----- Available data -----
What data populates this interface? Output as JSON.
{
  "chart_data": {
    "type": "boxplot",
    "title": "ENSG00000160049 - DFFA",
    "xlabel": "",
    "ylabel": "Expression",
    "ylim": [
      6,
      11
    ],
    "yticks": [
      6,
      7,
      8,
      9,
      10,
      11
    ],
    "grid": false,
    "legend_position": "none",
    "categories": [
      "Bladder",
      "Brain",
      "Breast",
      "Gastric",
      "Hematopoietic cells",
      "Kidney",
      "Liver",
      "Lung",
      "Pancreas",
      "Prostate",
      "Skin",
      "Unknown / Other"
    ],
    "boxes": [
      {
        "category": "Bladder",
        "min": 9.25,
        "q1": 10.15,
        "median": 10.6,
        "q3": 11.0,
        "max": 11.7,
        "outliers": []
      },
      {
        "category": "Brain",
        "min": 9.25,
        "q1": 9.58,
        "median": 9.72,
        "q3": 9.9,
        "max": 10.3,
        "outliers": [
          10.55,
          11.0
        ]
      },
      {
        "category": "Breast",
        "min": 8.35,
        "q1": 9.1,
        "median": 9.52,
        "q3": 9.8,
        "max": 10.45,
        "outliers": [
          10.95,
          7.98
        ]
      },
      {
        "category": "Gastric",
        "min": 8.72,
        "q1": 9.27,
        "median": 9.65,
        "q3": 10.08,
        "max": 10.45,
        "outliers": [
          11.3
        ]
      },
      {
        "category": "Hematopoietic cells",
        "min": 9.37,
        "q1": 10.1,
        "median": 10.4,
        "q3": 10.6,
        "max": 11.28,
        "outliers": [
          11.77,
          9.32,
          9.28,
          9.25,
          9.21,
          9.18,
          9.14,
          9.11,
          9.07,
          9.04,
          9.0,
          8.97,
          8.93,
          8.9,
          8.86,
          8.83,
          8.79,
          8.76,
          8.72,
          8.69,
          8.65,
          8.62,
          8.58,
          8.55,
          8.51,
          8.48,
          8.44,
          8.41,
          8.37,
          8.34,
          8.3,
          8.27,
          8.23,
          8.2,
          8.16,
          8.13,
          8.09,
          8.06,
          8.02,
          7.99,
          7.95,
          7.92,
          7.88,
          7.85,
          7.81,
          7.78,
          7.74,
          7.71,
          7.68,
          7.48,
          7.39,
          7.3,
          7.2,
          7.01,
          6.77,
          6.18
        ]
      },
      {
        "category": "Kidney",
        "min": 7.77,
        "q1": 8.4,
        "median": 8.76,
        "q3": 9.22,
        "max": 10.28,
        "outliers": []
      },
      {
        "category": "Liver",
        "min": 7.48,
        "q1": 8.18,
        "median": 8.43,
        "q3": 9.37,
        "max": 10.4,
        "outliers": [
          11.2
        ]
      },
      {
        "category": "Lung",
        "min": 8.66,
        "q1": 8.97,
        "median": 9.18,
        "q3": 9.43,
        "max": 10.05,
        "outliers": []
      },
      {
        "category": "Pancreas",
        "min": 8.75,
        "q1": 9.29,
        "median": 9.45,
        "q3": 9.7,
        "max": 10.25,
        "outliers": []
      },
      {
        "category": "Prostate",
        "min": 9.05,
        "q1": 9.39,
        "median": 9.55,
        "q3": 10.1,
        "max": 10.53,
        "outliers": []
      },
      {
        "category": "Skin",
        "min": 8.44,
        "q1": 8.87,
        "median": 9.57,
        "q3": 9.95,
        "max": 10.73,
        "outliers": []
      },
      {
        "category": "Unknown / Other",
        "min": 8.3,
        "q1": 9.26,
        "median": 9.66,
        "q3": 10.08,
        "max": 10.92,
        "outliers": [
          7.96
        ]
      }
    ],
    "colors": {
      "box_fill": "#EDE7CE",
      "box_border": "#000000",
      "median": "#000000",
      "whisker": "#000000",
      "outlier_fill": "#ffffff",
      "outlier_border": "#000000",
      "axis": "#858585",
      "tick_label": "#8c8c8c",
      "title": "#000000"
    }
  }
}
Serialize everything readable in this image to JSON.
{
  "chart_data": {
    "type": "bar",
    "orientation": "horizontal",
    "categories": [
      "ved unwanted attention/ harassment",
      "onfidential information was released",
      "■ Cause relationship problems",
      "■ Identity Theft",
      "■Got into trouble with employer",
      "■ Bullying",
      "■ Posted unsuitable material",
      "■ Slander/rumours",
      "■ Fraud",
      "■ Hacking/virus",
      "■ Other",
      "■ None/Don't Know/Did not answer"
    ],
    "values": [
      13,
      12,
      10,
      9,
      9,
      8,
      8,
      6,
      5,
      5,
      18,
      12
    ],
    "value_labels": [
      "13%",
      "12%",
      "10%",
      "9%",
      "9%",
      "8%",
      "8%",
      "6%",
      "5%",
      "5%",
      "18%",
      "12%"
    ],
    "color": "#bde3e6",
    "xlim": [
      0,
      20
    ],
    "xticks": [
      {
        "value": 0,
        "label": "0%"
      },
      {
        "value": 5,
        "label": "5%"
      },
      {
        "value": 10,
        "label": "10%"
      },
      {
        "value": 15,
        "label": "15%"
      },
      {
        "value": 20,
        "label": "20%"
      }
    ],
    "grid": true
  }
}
-----
» **Work order**
Respond with a single number, namely how many lines of the entries contain the word "Hematopoietic".

» **Task result**
2